# Start of INPUT DATA

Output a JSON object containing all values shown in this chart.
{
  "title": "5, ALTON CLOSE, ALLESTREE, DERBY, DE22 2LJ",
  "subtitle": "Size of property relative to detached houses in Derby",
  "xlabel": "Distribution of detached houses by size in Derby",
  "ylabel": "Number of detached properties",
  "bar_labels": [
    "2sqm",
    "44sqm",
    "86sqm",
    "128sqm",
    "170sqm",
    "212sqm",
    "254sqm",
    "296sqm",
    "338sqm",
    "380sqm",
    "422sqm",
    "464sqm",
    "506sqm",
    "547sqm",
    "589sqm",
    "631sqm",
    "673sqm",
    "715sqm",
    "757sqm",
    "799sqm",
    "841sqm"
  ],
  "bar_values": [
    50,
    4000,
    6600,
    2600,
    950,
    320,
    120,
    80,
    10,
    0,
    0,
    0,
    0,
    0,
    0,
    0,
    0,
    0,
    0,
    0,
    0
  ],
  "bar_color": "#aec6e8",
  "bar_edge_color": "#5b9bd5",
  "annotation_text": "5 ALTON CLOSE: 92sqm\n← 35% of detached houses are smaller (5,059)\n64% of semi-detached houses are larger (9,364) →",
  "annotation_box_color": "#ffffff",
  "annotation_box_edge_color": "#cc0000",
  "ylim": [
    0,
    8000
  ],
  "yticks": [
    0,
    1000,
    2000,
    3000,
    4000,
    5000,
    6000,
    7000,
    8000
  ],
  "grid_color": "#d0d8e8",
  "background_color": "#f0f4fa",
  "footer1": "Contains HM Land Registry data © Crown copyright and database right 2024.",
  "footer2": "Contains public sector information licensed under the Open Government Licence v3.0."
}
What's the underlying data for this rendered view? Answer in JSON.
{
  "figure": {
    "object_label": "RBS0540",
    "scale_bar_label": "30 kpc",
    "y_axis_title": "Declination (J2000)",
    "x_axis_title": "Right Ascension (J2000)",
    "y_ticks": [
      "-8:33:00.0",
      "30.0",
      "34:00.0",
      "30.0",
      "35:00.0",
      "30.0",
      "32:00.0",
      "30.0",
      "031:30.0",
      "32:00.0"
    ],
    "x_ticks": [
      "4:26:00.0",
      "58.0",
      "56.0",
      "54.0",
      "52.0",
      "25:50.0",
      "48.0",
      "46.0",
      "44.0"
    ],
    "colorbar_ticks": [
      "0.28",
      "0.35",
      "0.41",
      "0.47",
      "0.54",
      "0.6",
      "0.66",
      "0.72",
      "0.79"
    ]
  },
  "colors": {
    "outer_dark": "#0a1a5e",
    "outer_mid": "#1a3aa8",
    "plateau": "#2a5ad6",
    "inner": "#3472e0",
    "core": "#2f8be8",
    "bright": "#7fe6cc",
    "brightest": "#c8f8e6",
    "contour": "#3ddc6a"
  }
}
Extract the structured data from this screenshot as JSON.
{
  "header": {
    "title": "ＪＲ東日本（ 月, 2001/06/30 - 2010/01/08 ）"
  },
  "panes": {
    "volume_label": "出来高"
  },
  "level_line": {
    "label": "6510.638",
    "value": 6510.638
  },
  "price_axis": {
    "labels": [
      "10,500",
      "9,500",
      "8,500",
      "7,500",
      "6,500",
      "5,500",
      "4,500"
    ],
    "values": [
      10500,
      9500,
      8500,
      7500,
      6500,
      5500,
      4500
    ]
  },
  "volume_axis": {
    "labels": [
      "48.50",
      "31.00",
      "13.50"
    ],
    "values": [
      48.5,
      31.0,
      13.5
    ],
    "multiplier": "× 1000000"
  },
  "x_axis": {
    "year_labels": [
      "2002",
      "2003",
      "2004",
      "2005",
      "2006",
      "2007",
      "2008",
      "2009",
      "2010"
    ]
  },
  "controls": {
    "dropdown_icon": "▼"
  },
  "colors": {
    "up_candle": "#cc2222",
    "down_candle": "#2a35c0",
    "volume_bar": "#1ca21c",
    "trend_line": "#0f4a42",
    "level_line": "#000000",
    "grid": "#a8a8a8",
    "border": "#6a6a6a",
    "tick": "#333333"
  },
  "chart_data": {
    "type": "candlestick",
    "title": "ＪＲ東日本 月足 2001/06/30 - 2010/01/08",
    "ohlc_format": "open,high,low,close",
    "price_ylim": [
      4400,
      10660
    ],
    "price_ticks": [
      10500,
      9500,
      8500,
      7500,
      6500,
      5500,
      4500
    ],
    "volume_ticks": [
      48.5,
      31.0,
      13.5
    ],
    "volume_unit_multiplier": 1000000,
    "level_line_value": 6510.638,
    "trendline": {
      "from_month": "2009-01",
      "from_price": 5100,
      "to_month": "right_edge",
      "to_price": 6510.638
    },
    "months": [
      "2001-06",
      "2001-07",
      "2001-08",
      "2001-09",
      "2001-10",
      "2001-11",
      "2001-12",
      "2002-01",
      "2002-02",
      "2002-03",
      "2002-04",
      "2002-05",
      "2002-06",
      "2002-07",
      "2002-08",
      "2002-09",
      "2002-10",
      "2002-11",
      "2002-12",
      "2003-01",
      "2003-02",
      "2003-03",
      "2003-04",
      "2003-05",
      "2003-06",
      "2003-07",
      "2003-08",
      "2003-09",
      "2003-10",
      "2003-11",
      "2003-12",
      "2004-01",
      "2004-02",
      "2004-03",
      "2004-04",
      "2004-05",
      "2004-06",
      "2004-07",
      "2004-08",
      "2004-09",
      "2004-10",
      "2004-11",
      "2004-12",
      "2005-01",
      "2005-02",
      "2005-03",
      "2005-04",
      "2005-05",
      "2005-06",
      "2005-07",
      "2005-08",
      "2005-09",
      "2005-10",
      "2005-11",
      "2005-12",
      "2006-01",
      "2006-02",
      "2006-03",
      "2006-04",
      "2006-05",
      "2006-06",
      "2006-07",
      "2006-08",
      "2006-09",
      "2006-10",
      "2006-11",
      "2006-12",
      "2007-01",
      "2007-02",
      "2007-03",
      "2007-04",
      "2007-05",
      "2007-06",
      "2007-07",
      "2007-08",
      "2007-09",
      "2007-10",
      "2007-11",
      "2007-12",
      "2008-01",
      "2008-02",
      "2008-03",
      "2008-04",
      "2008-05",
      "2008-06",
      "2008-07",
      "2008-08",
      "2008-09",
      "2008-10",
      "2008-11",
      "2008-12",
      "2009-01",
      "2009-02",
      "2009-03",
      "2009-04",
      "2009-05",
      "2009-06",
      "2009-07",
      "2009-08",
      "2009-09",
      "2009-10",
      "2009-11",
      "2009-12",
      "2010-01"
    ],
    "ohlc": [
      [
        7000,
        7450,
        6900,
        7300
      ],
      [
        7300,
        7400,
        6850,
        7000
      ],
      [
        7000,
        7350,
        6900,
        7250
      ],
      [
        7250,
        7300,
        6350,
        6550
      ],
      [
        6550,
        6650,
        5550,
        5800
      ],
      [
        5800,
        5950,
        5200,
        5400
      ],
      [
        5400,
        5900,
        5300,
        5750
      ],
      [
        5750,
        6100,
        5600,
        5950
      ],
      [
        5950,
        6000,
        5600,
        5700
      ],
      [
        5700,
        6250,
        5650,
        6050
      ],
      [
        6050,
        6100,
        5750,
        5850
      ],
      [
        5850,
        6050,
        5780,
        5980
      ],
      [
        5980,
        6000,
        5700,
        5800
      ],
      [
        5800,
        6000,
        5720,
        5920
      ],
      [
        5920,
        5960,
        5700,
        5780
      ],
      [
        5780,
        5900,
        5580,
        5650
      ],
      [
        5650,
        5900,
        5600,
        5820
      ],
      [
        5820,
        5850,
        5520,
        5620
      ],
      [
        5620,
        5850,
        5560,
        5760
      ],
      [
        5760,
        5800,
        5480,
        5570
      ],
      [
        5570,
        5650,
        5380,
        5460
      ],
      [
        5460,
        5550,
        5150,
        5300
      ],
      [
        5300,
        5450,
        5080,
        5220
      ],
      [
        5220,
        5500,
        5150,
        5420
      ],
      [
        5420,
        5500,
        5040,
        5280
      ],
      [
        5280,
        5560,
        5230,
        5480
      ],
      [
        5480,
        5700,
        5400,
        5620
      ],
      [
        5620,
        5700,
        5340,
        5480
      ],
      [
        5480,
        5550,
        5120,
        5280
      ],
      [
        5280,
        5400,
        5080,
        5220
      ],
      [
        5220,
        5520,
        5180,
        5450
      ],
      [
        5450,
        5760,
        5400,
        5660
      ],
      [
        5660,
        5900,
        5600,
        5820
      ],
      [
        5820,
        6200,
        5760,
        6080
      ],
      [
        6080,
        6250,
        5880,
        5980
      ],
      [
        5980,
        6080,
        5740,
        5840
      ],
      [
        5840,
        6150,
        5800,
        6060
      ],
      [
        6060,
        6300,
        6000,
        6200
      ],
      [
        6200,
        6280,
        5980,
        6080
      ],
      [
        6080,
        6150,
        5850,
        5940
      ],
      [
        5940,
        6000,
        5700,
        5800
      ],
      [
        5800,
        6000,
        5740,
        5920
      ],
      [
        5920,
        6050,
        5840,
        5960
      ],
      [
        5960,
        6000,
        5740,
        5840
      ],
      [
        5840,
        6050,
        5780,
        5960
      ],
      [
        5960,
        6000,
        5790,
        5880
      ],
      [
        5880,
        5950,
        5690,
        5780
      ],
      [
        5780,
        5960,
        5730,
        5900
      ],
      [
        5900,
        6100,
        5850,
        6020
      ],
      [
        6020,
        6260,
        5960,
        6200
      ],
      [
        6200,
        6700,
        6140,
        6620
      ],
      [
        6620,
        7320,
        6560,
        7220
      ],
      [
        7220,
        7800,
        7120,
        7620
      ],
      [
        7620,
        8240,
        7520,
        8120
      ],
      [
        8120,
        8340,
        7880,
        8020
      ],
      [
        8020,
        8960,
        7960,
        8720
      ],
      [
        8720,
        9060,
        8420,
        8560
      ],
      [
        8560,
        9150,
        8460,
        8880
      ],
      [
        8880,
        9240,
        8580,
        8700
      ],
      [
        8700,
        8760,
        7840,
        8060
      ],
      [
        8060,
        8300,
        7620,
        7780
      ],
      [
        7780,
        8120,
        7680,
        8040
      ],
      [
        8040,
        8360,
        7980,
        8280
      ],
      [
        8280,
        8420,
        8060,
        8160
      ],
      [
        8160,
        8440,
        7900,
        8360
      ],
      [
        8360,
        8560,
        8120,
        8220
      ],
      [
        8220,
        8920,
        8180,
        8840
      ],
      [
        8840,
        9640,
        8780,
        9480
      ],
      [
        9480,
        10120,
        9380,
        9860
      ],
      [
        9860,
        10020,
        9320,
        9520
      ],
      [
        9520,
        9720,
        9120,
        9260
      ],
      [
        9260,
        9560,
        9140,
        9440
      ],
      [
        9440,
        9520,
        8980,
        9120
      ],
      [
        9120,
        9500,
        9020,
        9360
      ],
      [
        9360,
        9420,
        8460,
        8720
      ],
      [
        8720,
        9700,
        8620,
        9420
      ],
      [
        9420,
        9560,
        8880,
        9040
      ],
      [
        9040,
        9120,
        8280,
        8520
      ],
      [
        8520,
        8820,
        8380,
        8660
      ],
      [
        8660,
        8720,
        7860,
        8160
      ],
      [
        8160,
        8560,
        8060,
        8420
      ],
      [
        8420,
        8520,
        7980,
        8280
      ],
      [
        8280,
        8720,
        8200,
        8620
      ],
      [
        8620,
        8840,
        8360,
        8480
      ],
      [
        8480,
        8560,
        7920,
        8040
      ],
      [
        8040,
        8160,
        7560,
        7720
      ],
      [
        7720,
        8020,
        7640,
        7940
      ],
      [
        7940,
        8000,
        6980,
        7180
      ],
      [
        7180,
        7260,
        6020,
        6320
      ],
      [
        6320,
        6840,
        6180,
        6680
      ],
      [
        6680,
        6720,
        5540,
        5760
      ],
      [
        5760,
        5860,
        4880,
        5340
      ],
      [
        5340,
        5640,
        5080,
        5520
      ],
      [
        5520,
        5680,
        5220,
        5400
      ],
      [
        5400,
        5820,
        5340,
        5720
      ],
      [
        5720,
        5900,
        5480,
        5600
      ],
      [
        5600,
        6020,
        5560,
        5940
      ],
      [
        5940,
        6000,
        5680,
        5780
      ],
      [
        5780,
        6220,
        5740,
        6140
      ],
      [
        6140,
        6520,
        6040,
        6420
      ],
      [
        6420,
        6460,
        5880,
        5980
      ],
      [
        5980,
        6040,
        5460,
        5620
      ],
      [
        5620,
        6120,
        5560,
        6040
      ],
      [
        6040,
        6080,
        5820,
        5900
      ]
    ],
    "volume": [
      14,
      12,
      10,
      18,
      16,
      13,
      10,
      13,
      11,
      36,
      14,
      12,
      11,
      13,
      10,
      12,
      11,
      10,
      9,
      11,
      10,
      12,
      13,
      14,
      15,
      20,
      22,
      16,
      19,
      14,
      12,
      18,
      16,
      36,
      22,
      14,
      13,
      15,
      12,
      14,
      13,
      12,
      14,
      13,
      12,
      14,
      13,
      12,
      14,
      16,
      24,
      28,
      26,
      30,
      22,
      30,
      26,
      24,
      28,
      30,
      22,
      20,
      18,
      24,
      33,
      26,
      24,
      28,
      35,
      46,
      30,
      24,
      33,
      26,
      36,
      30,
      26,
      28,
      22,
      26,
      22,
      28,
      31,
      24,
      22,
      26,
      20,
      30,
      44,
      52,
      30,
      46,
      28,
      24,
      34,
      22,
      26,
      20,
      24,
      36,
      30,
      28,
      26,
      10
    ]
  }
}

# End of INPUT DATA

■ REQUIREMENTS:
Go through the listing above and list every line that has the word "houses".

■ WRITTEN RESPONSE:
  "subtitle": "Size of property relative to detached houses in Derby",
  "xlabel": "Distribution of detached houses by size in Derby",
  "annotation_text": "5 ALTON CLOSE: 92sqm\n← 35% of detached houses are smaller (5,059)\n64% of semi-detached houses are larger (9,364) →",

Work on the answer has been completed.